* **What needs to be done**
Look for the string "JSON" in the lines and copy each line that has it.

(Recorded data)
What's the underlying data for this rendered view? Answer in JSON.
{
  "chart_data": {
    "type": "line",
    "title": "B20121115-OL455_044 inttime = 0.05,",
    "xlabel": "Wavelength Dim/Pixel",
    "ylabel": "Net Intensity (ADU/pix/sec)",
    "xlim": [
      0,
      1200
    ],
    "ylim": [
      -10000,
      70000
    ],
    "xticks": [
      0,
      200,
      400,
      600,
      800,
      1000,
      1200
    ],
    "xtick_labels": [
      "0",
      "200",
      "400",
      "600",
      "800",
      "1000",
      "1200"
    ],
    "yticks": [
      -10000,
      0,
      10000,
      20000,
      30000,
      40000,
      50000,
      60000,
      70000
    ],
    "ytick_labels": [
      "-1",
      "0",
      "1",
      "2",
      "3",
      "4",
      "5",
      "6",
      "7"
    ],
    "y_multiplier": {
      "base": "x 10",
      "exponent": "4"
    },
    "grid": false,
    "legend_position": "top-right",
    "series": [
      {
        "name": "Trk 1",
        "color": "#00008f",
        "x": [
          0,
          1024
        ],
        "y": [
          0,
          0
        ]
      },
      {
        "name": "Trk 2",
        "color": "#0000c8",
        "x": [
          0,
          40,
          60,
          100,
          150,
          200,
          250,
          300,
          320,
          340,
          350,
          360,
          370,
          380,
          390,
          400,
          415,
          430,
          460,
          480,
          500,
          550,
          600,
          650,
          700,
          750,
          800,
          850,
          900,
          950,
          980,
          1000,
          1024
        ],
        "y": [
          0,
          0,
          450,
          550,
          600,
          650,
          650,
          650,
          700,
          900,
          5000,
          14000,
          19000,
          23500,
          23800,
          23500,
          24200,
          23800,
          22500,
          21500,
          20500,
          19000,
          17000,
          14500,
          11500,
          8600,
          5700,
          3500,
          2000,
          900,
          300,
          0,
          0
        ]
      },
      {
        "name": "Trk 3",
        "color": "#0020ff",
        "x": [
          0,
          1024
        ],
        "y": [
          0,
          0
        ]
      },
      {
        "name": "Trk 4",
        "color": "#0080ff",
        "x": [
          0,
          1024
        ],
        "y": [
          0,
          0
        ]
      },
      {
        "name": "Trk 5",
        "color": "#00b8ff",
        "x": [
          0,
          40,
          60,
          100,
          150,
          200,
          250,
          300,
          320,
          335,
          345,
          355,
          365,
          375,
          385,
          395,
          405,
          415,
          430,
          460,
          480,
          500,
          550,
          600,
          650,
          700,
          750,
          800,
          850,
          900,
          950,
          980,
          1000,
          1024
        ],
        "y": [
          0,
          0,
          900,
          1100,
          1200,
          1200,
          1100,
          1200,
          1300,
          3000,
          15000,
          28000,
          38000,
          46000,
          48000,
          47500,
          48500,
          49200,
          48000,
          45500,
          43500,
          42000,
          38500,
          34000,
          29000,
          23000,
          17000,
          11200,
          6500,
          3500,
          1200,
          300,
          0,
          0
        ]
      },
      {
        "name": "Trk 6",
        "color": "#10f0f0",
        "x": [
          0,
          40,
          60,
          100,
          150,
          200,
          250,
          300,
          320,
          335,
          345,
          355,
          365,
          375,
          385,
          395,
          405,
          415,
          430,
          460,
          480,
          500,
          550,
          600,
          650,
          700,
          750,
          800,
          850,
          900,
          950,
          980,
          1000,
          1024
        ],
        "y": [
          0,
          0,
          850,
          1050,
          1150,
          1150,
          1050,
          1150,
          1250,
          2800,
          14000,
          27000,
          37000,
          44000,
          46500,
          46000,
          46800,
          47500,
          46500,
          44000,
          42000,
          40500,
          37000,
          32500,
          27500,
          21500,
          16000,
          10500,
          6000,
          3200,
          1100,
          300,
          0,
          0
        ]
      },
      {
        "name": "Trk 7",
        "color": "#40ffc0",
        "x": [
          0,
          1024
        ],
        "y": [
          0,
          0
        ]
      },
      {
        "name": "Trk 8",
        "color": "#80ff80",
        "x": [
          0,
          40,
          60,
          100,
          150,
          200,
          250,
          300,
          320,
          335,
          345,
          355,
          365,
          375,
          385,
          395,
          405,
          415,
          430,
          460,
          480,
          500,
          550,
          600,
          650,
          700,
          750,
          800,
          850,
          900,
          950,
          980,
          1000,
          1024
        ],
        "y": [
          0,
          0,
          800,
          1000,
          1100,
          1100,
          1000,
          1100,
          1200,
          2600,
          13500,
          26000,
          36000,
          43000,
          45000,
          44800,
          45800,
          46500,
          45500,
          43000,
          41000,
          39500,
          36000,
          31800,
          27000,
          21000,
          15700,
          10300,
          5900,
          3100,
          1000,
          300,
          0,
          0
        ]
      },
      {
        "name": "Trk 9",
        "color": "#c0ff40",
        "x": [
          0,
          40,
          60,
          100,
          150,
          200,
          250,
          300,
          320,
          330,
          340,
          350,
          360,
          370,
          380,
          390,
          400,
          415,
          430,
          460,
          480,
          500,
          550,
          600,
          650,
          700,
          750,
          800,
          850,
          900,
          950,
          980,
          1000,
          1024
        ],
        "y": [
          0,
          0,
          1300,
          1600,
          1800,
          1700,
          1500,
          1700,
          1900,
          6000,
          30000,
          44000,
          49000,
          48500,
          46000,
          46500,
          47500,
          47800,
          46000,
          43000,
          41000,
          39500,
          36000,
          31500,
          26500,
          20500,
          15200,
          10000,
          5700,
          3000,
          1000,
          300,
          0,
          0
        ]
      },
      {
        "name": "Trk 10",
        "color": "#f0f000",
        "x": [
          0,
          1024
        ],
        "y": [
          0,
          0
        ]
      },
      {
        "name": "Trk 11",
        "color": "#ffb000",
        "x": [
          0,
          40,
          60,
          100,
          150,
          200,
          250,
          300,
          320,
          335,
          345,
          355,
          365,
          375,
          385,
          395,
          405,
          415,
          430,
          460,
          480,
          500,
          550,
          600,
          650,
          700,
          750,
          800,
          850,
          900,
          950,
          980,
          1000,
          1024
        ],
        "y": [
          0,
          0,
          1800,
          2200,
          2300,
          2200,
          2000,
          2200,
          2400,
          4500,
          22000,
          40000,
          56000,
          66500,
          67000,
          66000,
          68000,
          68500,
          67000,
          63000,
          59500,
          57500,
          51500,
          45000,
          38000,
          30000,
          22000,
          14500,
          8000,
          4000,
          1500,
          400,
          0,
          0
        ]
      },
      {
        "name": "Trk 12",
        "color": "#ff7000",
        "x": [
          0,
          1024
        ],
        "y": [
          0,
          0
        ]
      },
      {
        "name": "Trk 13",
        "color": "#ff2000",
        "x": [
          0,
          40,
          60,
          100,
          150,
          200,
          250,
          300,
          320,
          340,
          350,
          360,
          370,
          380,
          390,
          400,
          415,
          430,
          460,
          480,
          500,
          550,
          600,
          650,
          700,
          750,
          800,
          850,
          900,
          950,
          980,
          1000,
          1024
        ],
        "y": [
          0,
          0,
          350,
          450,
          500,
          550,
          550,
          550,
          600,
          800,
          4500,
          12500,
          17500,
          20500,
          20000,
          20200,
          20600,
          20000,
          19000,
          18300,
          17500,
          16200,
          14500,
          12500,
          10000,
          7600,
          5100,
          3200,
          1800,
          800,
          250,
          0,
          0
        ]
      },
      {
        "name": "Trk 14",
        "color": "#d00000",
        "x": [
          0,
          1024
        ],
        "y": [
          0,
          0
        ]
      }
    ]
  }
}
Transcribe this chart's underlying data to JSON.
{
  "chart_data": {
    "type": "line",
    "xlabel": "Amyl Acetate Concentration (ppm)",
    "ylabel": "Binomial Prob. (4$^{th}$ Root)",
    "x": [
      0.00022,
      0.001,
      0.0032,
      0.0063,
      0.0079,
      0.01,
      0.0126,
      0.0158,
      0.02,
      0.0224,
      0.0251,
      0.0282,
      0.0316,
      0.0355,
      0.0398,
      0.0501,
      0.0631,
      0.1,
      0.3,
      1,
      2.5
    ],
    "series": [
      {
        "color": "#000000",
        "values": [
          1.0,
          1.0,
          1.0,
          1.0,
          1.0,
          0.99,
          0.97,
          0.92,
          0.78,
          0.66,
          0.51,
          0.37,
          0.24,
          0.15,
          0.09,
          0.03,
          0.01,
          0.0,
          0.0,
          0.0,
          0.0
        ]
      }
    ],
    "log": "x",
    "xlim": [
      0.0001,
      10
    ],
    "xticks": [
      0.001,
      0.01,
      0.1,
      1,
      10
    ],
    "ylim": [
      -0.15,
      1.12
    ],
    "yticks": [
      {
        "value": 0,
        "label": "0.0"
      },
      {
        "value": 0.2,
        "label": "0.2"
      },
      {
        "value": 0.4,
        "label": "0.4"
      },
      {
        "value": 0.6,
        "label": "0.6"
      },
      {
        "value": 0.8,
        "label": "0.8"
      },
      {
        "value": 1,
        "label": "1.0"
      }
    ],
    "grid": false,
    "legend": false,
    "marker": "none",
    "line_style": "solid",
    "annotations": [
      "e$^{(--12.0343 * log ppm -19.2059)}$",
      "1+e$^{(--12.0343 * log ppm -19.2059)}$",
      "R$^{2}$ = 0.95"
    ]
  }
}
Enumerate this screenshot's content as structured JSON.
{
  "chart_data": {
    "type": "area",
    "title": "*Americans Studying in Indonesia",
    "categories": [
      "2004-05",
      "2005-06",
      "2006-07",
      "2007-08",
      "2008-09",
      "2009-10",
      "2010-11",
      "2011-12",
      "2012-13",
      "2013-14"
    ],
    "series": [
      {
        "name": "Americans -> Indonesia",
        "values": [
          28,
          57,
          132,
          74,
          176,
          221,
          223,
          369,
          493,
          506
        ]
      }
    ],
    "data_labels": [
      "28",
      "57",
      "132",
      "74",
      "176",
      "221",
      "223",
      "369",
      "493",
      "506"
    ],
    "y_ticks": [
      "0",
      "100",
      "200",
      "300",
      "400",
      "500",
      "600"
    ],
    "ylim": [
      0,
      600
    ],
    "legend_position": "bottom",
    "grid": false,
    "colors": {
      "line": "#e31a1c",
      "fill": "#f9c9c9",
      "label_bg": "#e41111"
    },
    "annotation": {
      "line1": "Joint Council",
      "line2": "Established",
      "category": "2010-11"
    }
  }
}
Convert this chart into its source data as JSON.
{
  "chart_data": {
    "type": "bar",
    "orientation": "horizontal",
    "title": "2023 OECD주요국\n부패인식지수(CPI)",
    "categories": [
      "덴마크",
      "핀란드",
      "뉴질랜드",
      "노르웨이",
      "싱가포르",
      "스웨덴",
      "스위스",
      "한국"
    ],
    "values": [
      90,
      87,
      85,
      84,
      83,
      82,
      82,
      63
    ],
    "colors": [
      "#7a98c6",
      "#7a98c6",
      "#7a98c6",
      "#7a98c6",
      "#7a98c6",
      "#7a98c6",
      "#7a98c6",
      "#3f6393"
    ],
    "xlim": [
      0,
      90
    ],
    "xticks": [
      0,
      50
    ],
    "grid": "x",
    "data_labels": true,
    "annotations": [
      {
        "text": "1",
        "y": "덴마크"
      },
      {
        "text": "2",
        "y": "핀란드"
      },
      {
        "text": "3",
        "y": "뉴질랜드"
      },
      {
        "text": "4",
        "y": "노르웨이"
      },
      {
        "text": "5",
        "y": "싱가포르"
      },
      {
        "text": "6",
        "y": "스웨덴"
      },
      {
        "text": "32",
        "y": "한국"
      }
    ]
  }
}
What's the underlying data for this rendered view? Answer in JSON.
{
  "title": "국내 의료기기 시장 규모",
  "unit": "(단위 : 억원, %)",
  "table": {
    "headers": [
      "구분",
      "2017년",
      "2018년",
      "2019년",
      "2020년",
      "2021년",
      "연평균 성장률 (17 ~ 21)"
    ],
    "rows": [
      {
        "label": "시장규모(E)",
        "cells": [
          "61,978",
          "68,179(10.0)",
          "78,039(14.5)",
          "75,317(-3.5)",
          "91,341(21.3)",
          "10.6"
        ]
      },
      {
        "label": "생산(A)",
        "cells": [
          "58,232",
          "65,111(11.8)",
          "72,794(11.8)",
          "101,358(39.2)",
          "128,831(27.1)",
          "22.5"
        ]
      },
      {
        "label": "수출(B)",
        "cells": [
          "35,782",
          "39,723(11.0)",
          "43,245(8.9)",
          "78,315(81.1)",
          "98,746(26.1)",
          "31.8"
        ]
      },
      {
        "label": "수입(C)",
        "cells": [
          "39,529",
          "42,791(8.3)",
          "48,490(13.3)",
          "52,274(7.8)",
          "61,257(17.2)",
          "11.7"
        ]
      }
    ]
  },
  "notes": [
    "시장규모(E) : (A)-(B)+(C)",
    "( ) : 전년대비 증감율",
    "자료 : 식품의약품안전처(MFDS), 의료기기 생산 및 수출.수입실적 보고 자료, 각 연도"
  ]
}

* **Completed exercise**
What's the underlying data for this rendered view? Answer in JSON.
Transcribe this chart's underlying data to JSON.
Enumerate this screenshot's content as structured JSON.
Convert this chart into its source data as JSON.
What's the underlying data for this rendered view? Answer in JSON.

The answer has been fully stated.